**Entries**
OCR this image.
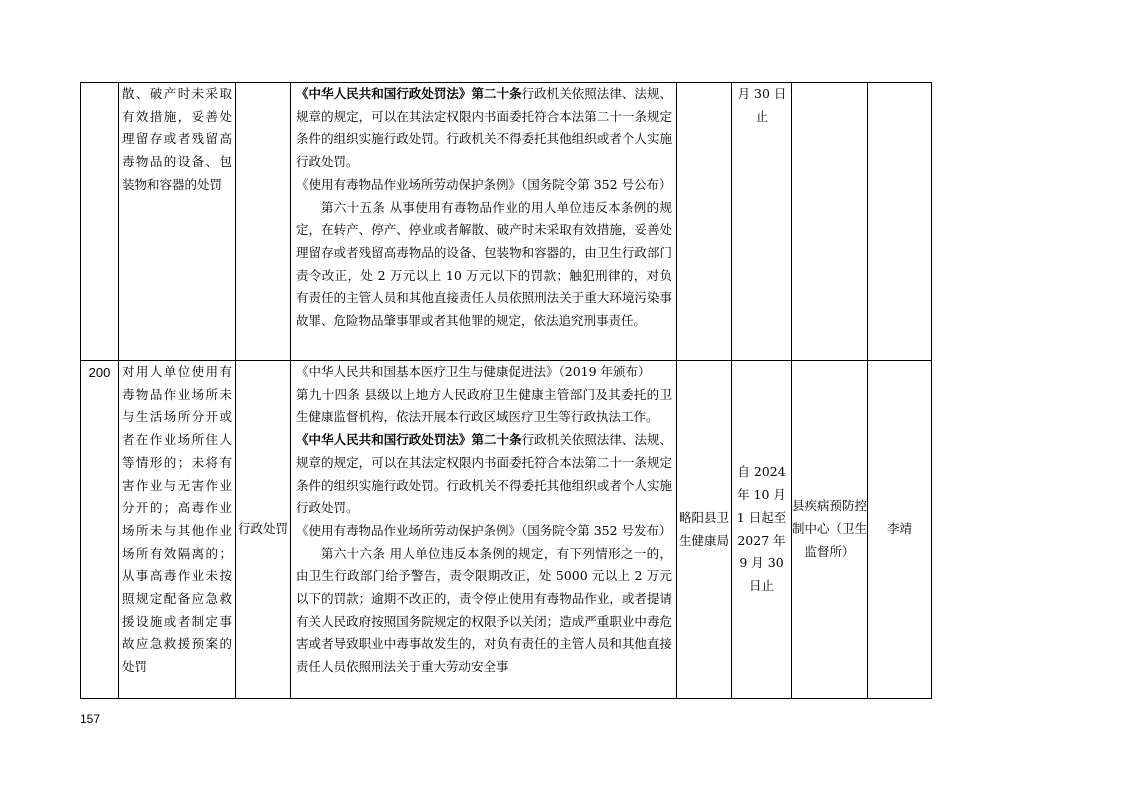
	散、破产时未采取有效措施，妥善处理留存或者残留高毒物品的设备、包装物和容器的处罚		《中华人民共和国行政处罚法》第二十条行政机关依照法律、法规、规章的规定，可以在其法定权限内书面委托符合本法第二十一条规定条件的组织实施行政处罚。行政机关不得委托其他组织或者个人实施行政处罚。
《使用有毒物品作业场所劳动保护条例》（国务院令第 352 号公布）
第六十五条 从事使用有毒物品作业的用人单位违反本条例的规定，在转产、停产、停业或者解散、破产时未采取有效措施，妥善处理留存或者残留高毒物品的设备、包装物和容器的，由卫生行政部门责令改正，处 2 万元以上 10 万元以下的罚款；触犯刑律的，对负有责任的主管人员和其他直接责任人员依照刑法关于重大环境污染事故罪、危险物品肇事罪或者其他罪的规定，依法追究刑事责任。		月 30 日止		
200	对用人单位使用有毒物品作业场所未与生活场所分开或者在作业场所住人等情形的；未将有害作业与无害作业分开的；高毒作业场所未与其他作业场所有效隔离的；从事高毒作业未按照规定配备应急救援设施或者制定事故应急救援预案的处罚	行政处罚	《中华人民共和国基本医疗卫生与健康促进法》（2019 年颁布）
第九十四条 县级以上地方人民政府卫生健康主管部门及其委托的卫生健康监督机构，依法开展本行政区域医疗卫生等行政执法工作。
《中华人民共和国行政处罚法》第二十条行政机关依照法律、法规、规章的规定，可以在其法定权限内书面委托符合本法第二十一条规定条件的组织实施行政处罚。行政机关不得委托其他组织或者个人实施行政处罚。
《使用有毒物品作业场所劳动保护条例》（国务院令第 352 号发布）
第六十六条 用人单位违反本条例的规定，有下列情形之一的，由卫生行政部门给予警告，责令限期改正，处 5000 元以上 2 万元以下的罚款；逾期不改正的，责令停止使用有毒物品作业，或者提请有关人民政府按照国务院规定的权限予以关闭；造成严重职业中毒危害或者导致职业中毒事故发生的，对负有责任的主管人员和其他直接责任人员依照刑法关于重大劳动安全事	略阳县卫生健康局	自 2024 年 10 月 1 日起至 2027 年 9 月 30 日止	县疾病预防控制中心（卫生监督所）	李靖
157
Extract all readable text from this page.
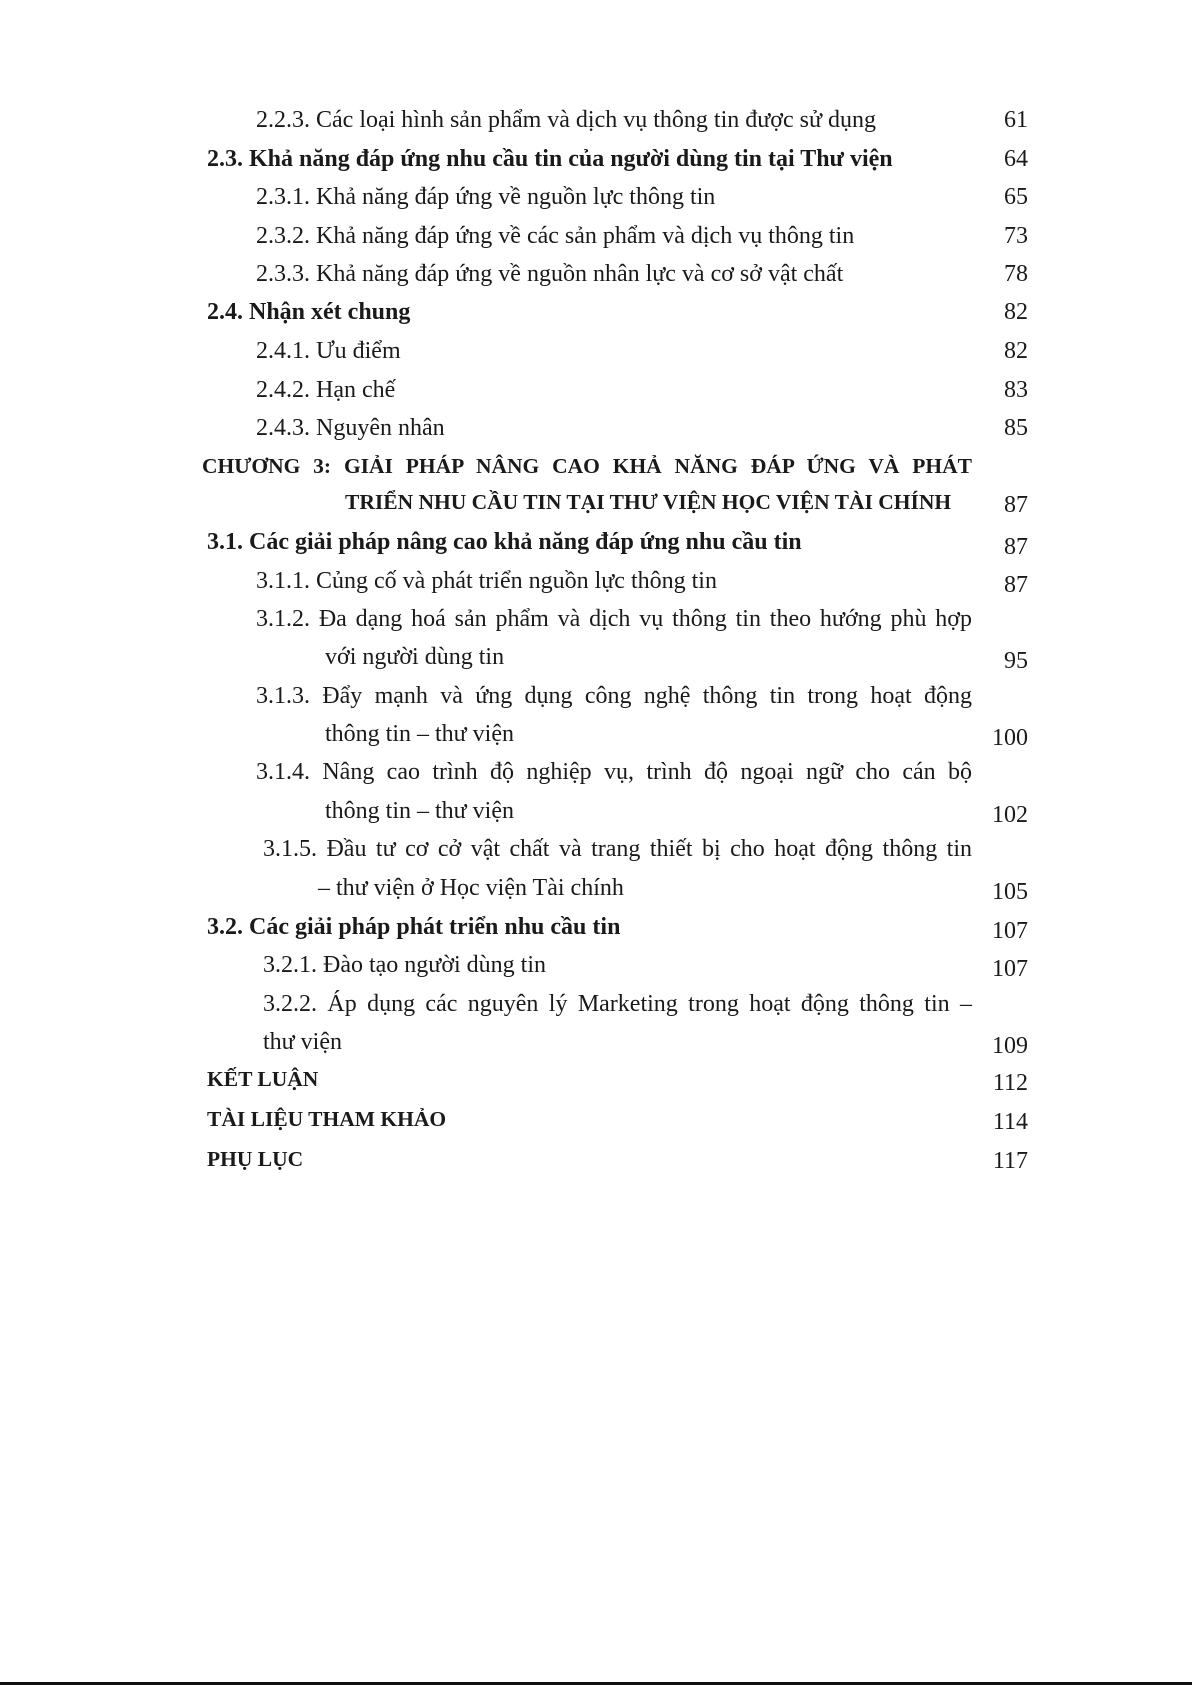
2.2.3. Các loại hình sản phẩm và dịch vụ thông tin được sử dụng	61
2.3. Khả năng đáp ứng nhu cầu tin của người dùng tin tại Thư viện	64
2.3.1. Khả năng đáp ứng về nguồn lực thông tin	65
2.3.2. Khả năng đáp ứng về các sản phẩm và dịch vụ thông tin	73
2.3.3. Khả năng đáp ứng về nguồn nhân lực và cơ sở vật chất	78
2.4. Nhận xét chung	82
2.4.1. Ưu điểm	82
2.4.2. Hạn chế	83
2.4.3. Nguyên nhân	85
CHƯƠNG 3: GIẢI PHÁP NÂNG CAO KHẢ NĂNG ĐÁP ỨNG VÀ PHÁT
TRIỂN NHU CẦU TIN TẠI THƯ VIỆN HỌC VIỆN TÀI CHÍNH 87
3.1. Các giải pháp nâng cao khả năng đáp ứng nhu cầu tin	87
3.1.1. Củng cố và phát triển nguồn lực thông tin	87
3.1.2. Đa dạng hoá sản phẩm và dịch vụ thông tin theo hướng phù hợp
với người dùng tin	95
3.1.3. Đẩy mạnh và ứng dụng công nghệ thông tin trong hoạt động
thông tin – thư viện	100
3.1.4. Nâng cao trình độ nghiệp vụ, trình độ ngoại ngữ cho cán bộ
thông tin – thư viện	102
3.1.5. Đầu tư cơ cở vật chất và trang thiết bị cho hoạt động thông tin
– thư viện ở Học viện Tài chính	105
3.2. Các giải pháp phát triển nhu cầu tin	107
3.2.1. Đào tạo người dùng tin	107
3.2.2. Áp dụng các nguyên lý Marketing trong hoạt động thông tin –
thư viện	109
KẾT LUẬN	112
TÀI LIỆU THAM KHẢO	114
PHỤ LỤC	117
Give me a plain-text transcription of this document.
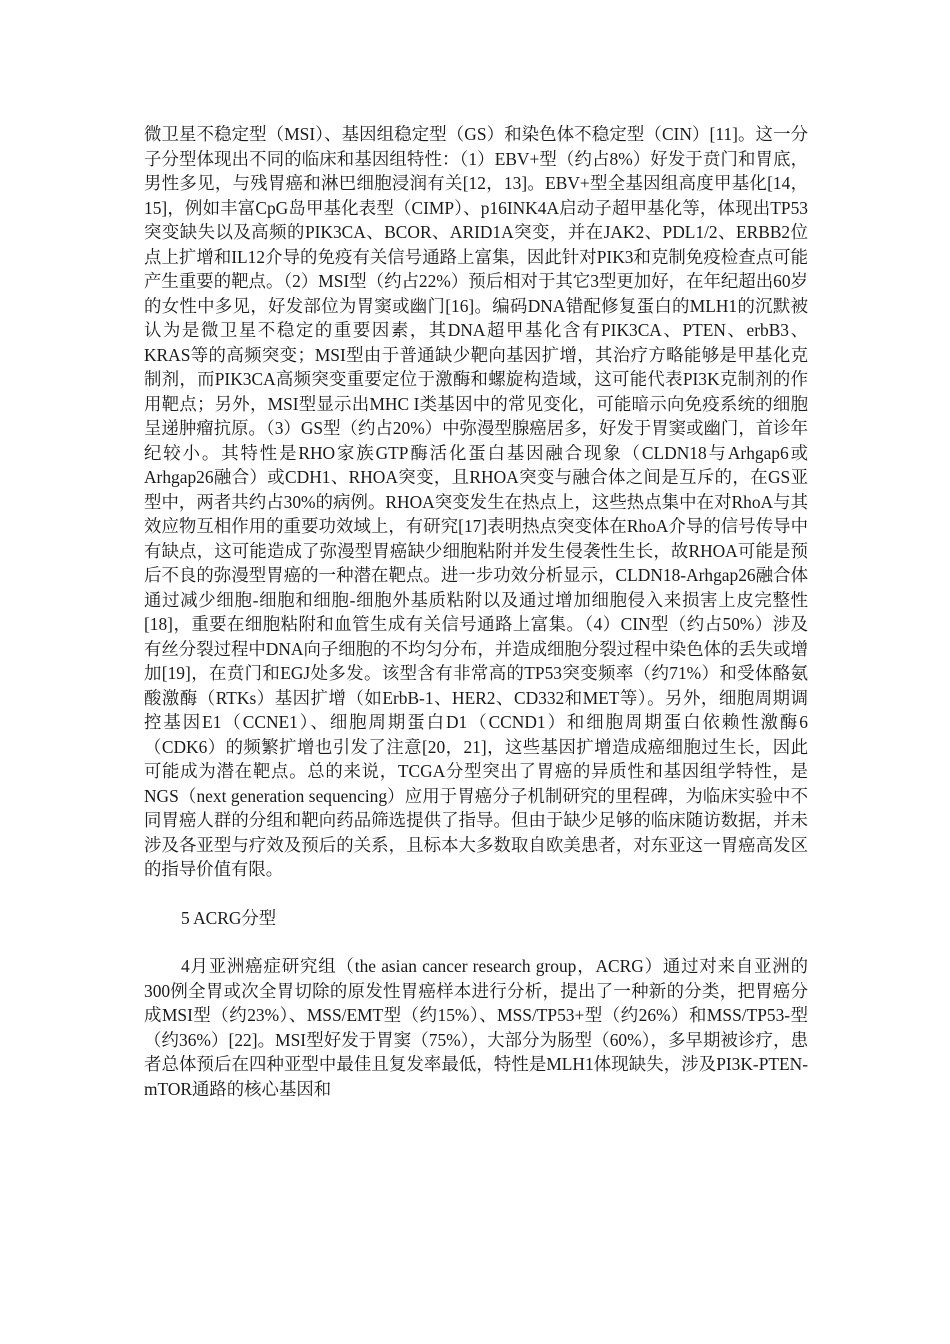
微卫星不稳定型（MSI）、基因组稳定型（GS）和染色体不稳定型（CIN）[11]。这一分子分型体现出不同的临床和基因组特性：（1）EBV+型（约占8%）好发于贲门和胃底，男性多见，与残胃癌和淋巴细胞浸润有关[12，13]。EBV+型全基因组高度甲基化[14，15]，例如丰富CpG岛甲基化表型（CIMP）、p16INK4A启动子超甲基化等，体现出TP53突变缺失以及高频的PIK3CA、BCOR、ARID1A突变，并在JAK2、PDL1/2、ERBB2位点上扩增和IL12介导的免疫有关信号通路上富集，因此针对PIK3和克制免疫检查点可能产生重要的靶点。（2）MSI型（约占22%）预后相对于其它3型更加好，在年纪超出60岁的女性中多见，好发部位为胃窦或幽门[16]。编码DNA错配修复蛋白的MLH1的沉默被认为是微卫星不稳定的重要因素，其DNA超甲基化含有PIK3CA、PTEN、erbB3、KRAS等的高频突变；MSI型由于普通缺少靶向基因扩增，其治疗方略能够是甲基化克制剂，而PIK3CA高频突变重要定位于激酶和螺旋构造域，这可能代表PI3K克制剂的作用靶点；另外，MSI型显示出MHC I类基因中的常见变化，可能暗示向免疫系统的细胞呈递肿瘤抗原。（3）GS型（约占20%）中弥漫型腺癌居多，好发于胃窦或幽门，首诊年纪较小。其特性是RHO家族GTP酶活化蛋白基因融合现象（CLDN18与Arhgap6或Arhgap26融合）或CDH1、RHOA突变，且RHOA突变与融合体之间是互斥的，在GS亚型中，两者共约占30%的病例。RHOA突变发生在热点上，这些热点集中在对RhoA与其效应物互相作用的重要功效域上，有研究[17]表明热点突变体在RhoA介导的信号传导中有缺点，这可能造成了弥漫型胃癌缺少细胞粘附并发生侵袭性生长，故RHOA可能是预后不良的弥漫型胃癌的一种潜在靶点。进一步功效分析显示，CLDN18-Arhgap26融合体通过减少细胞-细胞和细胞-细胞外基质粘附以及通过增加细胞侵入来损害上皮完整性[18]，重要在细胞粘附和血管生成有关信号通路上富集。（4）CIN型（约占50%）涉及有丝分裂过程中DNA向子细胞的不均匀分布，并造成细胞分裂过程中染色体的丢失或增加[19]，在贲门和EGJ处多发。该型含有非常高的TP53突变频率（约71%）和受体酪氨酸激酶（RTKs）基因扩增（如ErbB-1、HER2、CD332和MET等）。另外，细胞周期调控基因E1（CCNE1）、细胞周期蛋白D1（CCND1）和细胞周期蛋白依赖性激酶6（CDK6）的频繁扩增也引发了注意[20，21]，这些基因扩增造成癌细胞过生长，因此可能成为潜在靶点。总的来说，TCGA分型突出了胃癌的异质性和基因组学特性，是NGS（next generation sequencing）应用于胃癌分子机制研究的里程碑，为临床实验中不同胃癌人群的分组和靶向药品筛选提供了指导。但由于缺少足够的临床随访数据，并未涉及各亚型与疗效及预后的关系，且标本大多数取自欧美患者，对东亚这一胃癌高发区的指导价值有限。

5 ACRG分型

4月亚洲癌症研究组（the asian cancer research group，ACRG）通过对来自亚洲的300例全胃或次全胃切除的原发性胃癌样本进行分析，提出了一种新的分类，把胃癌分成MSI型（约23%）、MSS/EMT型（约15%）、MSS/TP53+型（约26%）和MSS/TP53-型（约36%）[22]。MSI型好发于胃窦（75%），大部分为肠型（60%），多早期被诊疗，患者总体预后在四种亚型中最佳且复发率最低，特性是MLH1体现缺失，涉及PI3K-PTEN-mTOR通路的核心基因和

**Your task**
Begin with the line containing "Give me a plain-text" and end with the final line of the data, printing those lines exactly and only; pictures are left out.

**Response to the task**
Give me a plain-text transcription of this document.
微卫星不稳定型（MSI）、基因组稳定型（GS）和染色体不稳定型（CIN）[11]。这一分子分型体现出不同的临床和基因组特性：（1）EBV+型（约占8%）好发于贲门和胃底，男性多见，与残胃癌和淋巴细胞浸润有关[12，13]。EBV+型全基因组高度甲基化[14，15]，例如丰富CpG岛甲基化表型（CIMP）、p16INK4A启动子超甲基化等，体现出TP53突变缺失以及高频的PIK3CA、BCOR、ARID1A突变，并在JAK2、PDL1/2、ERBB2位点上扩增和IL12介导的免疫有关信号通路上富集，因此针对PIK3和克制免疫检查点可能产生重要的靶点。（2）MSI型（约占22%）预后相对于其它3型更加好，在年纪超出60岁的女性中多见，好发部位为胃窦或幽门[16]。编码DNA错配修复蛋白的MLH1的沉默被认为是微卫星不稳定的重要因素，其DNA超甲基化含有PIK3CA、PTEN、erbB3、KRAS等的高频突变；MSI型由于普通缺少靶向基因扩增，其治疗方略能够是甲基化克制剂，而PIK3CA高频突变重要定位于激酶和螺旋构造域，这可能代表PI3K克制剂的作用靶点；另外，MSI型显示出MHC I类基因中的常见变化，可能暗示向免疫系统的细胞呈递肿瘤抗原。（3）GS型（约占20%）中弥漫型腺癌居多，好发于胃窦或幽门，首诊年纪较小。其特性是RHO家族GTP酶活化蛋白基因融合现象（CLDN18与Arhgap6或Arhgap26融合）或CDH1、RHOA突变，且RHOA突变与融合体之间是互斥的，在GS亚型中，两者共约占30%的病例。RHOA突变发生在热点上，这些热点集中在对RhoA与其效应物互相作用的重要功效域上，有研究[17]表明热点突变体在RhoA介导的信号传导中有缺点，这可能造成了弥漫型胃癌缺少细胞粘附并发生侵袭性生长，故RHOA可能是预后不良的弥漫型胃癌的一种潜在靶点。进一步功效分析显示，CLDN18-Arhgap26融合体通过减少细胞-细胞和细胞-细胞外基质粘附以及通过增加细胞侵入来损害上皮完整性[18]，重要在细胞粘附和血管生成有关信号通路上富集。（4）CIN型（约占50%）涉及有丝分裂过程中DNA向子细胞的不均匀分布，并造成细胞分裂过程中染色体的丢失或增加[19]，在贲门和EGJ处多发。该型含有非常高的TP53突变频率（约71%）和受体酪氨酸激酶（RTKs）基因扩增（如ErbB-1、HER2、CD332和MET等）。另外，细胞周期调控基因E1（CCNE1）、细胞周期蛋白D1（CCND1）和细胞周期蛋白依赖性激酶6（CDK6）的频繁扩增也引发了注意[20，21]，这些基因扩增造成癌细胞过生长，因此可能成为潜在靶点。总的来说，TCGA分型突出了胃癌的异质性和基因组学特性，是NGS（next generation sequencing）应用于胃癌分子机制研究的里程碑，为临床实验中不同胃癌人群的分组和靶向药品筛选提供了指导。但由于缺少足够的临床随访数据，并未涉及各亚型与疗效及预后的关系，且标本大多数取自欧美患者，对东亚这一胃癌高发区的指导价值有限。

5 ACRG分型

4月亚洲癌症研究组（the asian cancer research group，ACRG）通过对来自亚洲的300例全胃或次全胃切除的原发性胃癌样本进行分析，提出了一种新的分类，把胃癌分成MSI型（约23%）、MSS/EMT型（约15%）、MSS/TP53+型（约26%）和MSS/TP53-型（约36%）[22]。MSI型好发于胃窦（75%），大部分为肠型（60%），多早期被诊疗，患者总体预后在四种亚型中最佳且复发率最低，特性是MLH1体现缺失，涉及PI3K-PTEN-mTOR通路的核心基因和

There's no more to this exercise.